§ **Task details**: Write out all of the entries that follow, word for word, but skip the pictures.

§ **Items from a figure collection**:

— start —

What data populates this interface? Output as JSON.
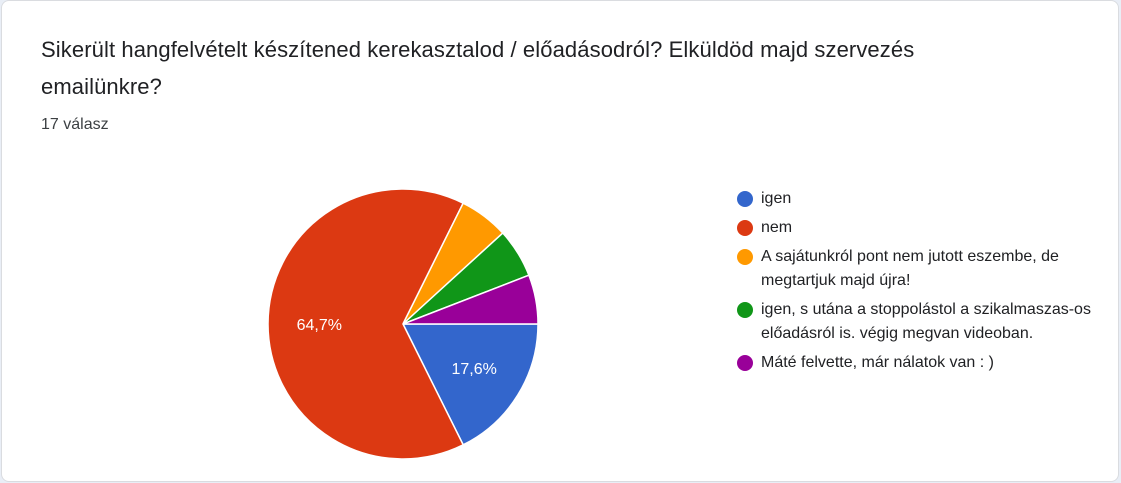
{
  "question": {
    "title": "Sikerült hangfelvételt készítened kerekasztalod / előadásodról? Elküldöd majd szervezés emailünkre?",
    "response_count": "17 válasz"
  },
  "chart_data": {
    "type": "pie",
    "total_responses": 17,
    "slices": [
      {
        "label": "igen",
        "count": 3,
        "percent_label": "17,6%",
        "color": "#3366cc"
      },
      {
        "label": "nem",
        "count": 11,
        "percent_label": "64,7%",
        "color": "#dc3912"
      },
      {
        "label": "A sajátunkról pont nem jutott eszembe, de megtartjuk majd újra!",
        "count": 1,
        "percent_label": "",
        "color": "#ff9900"
      },
      {
        "label": "igen, s utána a stoppolástol a szikalmaszas-os előadásról is. végig megvan videoban.",
        "count": 1,
        "percent_label": "",
        "color": "#109618"
      },
      {
        "label": "Máté felvette, már nálatok van : )",
        "count": 1,
        "percent_label": "",
        "color": "#990099"
      }
    ],
    "legend_position": "right"
  }
}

— end —

§ **Correct output**:
What data populates this interface? Output as JSON.
{
  "question": {
    "title": "Sikerült hangfelvételt készítened kerekasztalod / előadásodról? Elküldöd majd szervezés emailünkre?",
    "response_count": "17 válasz"
  },
  "chart_data": {
    "type": "pie",
    "total_responses": 17,
    "slices": [
      {
        "label": "igen",
        "count": 3,
        "percent_label": "17,6%",
        "color": "#3366cc"
      },
      {
        "label": "nem",
        "count": 11,
        "percent_label": "64,7%",
        "color": "#dc3912"
      },
      {
        "label": "A sajátunkról pont nem jutott eszembe, de megtartjuk majd újra!",
        "count": 1,
        "percent_label": "",
        "color": "#ff9900"
      },
      {
        "label": "igen, s utána a stoppolástol a szikalmaszas-os előadásról is. végig megvan videoban.",
        "count": 1,
        "percent_label": "",
        "color": "#109618"
      },
      {
        "label": "Máté felvette, már nálatok van : )",
        "count": 1,
        "percent_label": "",
        "color": "#990099"
      }
    ],
    "legend_position": "right"
  }
}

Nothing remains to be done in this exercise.